- [What to do] Copy out the listing that follows, exactly, without its pictures.

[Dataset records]
⁂

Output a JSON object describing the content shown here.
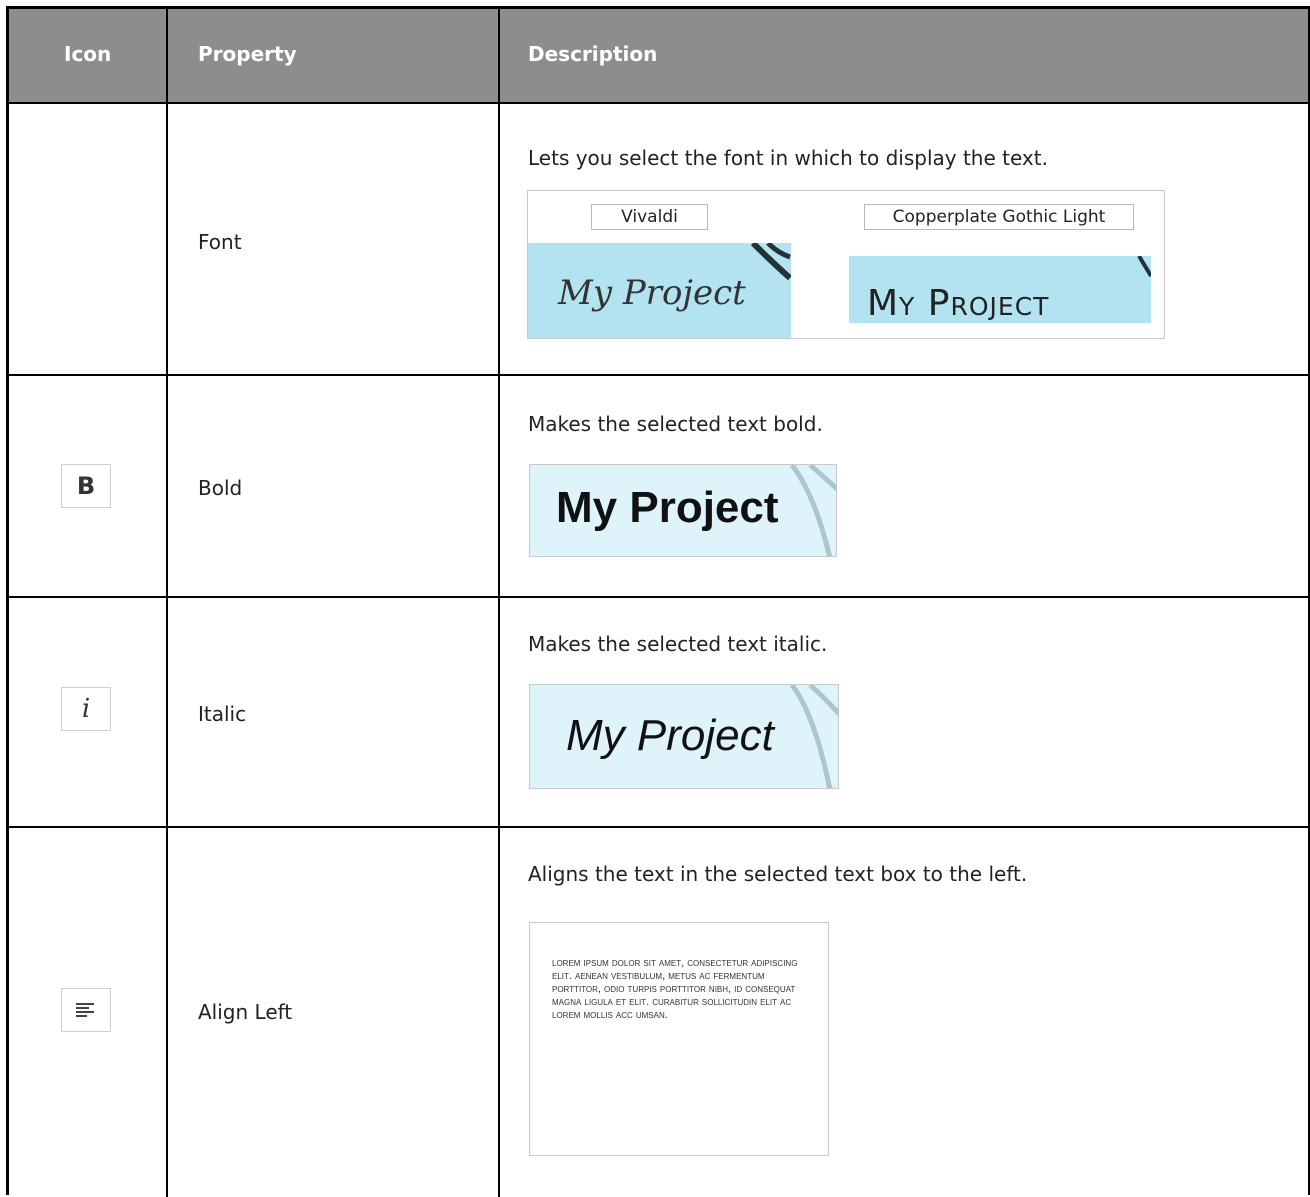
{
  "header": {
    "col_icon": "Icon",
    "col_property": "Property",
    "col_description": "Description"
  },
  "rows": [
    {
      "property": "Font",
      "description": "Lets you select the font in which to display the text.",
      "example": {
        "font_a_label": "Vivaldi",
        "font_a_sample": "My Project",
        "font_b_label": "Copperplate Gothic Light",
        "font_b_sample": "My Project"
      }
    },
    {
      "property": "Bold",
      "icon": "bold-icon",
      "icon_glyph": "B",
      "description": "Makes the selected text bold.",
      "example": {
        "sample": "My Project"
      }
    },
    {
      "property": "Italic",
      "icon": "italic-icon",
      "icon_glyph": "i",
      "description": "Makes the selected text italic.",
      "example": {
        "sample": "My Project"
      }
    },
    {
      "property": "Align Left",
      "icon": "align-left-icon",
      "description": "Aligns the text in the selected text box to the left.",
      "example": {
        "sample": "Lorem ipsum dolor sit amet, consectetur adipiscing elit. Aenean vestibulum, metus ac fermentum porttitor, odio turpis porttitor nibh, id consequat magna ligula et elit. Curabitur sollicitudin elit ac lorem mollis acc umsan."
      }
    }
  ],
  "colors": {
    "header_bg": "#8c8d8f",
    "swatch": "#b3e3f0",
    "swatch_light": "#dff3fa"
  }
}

⁂

- [Written solution]
Output a JSON object describing the content shown here.
{
  "header": {
    "col_icon": "Icon",
    "col_property": "Property",
    "col_description": "Description"
  },
  "rows": [
    {
      "property": "Font",
      "description": "Lets you select the font in which to display the text.",
      "example": {
        "font_a_label": "Vivaldi",
        "font_a_sample": "My Project",
        "font_b_label": "Copperplate Gothic Light",
        "font_b_sample": "My Project"
      }
    },
    {
      "property": "Bold",
      "icon": "bold-icon",
      "icon_glyph": "B",
      "description": "Makes the selected text bold.",
      "example": {
        "sample": "My Project"
      }
    },
    {
      "property": "Italic",
      "icon": "italic-icon",
      "icon_glyph": "i",
      "description": "Makes the selected text italic.",
      "example": {
        "sample": "My Project"
      }
    },
    {
      "property": "Align Left",
      "icon": "align-left-icon",
      "description": "Aligns the text in the selected text box to the left.",
      "example": {
        "sample": "Lorem ipsum dolor sit amet, consectetur adipiscing elit. Aenean vestibulum, metus ac fermentum porttitor, odio turpis porttitor nibh, id consequat magna ligula et elit. Curabitur sollicitudin elit ac lorem mollis acc umsan."
      }
    }
  ],
  "colors": {
    "header_bg": "#8c8d8f",
    "swatch": "#b3e3f0",
    "swatch_light": "#dff3fa"
  }
}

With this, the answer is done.